● Collected data
******

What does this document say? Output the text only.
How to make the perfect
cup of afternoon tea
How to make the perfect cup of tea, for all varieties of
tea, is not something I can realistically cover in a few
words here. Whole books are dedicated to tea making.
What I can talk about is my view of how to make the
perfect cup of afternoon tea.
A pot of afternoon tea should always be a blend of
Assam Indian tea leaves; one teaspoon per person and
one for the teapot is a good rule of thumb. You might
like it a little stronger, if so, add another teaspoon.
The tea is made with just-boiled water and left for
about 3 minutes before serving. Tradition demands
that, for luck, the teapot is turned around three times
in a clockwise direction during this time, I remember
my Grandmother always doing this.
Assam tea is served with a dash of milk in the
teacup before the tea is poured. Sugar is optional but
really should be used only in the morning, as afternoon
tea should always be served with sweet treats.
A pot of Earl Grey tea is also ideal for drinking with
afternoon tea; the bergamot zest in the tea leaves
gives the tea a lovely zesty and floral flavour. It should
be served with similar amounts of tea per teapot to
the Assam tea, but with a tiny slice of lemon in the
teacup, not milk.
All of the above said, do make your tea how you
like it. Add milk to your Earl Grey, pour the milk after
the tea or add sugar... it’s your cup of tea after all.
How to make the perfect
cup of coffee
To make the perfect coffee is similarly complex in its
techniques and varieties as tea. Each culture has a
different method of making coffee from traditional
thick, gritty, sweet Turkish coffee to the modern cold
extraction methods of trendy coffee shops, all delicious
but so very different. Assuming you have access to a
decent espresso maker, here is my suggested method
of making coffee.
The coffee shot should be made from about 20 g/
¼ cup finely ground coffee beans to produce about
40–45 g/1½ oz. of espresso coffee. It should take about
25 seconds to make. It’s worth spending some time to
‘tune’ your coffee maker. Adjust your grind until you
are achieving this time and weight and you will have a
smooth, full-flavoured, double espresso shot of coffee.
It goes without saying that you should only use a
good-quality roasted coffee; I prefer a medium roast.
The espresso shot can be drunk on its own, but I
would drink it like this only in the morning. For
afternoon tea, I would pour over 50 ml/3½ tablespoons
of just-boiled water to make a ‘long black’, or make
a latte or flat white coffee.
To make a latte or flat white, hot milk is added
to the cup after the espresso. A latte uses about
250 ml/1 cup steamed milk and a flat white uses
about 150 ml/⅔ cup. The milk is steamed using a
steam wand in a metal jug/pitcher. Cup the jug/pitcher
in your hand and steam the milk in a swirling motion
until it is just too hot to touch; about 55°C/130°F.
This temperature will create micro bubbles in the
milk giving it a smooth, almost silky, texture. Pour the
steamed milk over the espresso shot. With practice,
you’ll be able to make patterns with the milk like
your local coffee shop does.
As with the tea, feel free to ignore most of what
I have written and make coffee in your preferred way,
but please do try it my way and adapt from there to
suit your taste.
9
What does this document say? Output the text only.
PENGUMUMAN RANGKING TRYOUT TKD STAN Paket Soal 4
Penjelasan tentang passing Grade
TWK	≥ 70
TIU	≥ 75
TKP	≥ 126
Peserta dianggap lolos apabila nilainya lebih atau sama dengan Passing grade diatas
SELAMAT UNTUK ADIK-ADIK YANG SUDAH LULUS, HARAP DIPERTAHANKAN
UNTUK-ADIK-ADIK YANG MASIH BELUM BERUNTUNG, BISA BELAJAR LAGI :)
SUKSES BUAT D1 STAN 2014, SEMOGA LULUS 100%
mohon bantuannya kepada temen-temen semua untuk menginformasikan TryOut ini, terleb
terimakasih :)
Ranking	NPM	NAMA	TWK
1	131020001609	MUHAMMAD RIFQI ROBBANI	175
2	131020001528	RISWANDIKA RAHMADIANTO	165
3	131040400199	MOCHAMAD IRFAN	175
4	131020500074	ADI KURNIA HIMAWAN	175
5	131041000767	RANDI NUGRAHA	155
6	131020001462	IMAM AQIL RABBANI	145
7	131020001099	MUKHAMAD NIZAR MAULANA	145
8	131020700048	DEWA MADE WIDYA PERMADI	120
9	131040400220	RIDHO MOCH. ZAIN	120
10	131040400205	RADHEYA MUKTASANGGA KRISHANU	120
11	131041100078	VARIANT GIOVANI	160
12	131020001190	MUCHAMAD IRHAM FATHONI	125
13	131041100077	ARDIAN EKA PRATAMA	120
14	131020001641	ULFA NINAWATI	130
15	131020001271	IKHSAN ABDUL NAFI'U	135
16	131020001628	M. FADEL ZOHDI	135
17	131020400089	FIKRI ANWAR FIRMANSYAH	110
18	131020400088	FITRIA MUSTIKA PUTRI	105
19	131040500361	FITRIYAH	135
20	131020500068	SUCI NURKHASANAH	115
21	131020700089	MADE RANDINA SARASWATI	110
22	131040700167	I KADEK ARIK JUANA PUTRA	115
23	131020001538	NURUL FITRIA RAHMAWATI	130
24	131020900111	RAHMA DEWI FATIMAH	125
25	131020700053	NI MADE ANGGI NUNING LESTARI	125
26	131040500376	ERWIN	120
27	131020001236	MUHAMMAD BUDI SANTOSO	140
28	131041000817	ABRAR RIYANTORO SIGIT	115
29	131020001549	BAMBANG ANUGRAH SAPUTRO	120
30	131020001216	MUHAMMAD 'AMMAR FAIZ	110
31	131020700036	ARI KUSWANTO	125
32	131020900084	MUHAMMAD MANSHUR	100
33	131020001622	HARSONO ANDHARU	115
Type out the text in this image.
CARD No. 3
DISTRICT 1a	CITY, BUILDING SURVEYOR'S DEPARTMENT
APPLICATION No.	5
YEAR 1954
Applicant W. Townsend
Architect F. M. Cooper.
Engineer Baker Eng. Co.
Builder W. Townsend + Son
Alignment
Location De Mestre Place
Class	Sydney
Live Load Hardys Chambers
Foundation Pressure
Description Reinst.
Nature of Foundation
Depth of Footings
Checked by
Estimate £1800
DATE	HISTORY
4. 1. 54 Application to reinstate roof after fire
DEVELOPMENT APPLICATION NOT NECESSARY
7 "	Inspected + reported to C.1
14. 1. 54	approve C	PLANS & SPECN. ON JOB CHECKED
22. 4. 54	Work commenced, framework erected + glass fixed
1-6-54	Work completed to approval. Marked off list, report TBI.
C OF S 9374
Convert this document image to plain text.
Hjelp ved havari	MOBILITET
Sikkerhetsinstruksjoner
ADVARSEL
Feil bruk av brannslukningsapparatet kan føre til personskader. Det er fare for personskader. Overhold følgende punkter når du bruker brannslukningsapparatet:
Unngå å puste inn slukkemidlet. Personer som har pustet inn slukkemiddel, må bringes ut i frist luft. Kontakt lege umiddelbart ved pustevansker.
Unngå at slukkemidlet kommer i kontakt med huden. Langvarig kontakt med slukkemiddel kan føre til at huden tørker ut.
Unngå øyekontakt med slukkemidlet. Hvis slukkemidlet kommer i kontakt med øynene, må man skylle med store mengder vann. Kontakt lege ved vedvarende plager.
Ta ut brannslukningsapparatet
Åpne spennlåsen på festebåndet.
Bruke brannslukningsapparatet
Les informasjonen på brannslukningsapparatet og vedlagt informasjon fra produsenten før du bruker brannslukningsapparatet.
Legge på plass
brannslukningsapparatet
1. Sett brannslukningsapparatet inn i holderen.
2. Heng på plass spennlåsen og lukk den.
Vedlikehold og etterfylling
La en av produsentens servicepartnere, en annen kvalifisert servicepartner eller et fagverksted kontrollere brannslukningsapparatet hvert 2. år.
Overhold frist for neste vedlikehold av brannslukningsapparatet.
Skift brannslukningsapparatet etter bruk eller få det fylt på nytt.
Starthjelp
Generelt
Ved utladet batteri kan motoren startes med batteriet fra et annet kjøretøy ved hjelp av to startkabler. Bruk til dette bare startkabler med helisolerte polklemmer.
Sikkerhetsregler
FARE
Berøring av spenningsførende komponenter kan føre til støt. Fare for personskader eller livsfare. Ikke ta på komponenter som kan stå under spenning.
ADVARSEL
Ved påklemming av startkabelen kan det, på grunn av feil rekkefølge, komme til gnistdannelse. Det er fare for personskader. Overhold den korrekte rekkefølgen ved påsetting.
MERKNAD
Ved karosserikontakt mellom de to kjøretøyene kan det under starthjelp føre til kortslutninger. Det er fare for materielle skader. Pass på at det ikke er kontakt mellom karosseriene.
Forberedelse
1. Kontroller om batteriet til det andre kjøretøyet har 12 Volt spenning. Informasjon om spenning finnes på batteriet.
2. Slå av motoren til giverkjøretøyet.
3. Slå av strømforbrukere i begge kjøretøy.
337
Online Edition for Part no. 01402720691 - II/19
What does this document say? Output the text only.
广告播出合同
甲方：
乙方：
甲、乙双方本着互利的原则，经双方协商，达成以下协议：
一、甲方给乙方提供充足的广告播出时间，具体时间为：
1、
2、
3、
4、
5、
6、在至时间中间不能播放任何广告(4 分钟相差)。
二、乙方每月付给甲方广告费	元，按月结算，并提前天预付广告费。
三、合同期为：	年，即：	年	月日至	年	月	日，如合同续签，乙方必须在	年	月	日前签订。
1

******

● Task goal
Find the word "MUHAMMAD" and list each line it appears in.

● Worked solution
1	131020001609	MUHAMMAD RIFQI ROBBANI	175
27	131020001236	MUHAMMAD BUDI SANTOSO	140
30	131020001216	MUHAMMAD 'AMMAR FAIZ	110
32	131020900084	MUHAMMAD MANSHUR	100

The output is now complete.